--- begin AVAILABLE RECORDS ---

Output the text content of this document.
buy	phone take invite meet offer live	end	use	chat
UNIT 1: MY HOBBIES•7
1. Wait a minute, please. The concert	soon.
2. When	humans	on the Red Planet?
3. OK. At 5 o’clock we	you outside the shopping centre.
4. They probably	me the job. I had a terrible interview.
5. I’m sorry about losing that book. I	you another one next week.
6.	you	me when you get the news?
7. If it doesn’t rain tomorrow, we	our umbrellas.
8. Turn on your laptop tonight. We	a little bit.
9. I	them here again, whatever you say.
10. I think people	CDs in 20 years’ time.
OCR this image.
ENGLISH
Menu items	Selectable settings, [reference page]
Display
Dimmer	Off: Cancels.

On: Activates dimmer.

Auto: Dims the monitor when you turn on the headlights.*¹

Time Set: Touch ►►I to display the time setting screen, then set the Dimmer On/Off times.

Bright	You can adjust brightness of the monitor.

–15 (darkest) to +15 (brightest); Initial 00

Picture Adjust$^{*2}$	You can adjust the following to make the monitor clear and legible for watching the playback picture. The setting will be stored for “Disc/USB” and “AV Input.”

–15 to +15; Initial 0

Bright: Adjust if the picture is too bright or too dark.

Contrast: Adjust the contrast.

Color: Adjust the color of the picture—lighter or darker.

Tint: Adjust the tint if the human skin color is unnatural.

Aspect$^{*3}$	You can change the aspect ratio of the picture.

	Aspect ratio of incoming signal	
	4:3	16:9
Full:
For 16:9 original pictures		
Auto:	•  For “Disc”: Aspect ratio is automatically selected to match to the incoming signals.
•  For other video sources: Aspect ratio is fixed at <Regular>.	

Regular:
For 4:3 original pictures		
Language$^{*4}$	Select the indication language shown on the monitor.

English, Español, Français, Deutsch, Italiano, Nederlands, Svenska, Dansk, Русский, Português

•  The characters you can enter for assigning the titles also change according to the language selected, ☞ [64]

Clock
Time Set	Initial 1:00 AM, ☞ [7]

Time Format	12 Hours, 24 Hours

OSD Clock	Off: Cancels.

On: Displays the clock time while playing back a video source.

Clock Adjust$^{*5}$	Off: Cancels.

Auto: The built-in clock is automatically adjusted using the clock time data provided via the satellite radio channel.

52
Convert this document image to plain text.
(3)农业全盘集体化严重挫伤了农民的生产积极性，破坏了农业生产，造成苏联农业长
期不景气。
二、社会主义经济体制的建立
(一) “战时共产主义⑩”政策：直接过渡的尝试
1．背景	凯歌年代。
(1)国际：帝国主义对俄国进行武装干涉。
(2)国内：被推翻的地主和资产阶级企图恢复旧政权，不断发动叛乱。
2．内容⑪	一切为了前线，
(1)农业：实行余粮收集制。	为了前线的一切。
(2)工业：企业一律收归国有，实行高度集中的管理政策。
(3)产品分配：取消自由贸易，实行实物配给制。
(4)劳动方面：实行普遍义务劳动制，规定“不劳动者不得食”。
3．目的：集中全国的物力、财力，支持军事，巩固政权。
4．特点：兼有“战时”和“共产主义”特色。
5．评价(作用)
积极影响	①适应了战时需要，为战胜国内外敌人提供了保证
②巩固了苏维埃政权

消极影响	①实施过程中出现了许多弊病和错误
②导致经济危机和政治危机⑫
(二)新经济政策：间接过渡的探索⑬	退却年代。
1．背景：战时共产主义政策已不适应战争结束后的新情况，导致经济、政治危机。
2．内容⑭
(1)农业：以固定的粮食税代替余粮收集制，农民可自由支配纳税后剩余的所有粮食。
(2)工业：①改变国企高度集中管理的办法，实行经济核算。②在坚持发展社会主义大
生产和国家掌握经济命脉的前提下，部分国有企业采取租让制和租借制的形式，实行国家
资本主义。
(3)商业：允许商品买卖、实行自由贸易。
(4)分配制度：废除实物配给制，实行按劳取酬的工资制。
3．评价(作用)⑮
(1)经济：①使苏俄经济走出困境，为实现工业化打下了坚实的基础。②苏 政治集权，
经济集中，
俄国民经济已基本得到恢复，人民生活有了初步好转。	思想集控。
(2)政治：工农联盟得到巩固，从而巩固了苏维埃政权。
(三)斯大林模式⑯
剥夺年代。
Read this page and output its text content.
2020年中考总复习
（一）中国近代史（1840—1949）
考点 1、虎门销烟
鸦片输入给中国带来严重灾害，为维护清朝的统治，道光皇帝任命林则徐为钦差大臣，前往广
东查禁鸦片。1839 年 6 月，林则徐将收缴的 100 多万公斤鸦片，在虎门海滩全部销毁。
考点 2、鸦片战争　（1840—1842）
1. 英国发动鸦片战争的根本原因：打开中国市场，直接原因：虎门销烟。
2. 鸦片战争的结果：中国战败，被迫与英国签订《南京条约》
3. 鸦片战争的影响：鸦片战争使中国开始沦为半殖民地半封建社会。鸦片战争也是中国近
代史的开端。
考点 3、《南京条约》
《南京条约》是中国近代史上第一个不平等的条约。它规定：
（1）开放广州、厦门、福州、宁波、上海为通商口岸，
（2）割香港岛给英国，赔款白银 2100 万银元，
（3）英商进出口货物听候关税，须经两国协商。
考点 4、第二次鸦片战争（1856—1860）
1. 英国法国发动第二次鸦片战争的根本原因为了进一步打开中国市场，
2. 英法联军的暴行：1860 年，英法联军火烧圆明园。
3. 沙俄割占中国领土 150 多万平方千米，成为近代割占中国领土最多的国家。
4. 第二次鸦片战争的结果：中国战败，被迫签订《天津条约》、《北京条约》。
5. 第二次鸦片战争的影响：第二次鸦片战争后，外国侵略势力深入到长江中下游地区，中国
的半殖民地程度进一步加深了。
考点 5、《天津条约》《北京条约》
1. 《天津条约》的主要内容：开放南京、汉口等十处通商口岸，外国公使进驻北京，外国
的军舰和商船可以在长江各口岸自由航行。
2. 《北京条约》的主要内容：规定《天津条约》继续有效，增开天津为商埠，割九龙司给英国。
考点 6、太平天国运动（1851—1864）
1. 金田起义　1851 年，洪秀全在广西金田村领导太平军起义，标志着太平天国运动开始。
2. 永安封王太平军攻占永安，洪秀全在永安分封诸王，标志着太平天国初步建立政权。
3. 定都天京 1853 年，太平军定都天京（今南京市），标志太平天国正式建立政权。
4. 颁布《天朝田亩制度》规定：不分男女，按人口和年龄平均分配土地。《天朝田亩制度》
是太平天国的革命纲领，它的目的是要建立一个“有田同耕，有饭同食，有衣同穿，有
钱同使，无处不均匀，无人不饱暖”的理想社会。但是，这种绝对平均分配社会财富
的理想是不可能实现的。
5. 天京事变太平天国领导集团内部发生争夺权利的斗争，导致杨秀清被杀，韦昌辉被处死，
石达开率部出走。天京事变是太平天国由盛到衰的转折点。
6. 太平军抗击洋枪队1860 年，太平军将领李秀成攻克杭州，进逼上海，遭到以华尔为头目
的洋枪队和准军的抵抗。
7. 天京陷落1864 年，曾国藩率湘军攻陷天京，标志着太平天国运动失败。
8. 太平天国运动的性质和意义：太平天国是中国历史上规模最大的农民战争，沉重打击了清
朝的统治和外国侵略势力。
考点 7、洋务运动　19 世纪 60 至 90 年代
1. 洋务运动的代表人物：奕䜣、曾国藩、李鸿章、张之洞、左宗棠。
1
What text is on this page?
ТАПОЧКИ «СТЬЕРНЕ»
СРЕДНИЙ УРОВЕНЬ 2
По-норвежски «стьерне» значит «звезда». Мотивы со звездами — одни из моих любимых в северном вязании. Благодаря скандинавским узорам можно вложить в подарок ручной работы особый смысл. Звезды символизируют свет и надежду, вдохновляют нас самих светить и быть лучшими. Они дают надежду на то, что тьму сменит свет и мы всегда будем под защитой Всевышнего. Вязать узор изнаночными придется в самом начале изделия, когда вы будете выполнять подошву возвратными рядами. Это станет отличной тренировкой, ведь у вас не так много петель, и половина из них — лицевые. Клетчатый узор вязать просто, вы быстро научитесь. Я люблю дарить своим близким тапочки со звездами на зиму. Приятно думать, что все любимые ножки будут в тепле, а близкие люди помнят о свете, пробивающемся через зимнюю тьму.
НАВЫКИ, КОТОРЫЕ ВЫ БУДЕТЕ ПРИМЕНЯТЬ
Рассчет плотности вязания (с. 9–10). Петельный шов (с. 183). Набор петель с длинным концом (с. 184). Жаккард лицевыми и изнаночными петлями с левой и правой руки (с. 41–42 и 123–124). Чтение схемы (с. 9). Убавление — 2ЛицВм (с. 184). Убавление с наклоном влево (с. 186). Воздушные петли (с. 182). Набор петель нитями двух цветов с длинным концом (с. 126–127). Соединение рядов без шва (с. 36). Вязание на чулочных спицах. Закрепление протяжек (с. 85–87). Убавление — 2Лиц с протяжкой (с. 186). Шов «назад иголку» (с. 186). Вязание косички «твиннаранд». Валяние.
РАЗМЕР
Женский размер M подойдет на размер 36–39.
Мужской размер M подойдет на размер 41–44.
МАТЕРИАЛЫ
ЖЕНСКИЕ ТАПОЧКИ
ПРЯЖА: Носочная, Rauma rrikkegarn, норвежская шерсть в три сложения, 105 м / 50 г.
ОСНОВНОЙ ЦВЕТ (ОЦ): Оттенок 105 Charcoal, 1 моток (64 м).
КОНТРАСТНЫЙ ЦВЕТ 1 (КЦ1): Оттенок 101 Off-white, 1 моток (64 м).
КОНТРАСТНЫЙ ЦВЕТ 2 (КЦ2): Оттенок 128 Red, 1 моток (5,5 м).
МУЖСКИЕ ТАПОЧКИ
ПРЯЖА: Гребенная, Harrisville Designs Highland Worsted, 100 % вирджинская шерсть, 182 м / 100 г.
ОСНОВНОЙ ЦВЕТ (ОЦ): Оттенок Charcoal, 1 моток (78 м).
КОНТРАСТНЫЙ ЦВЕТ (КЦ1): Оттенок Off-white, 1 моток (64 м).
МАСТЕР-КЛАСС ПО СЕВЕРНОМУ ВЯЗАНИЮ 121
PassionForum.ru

--- end AVAILABLE RECORDS ---

### DIRECTIONS FOR THIS TASK
Keep only the lines that hold the string "Оттенок", and copy them out.

### ANSWER FOR THIS EXERCISE
ОСНОВНОЙ ЦВЕТ (ОЦ): Оттенок 105 Charcoal, 1 моток (64 м).
КОНТРАСТНЫЙ ЦВЕТ 1 (КЦ1): Оттенок 101 Off-white, 1 моток (64 м).
КОНТРАСТНЫЙ ЦВЕТ 2 (КЦ2): Оттенок 128 Red, 1 моток (5,5 м).
ОСНОВНОЙ ЦВЕТ (ОЦ): Оттенок Charcoal, 1 моток (78 м).
КОНТРАСТНЫЙ ЦВЕТ (КЦ1): Оттенок Off-white, 1 моток (64 м).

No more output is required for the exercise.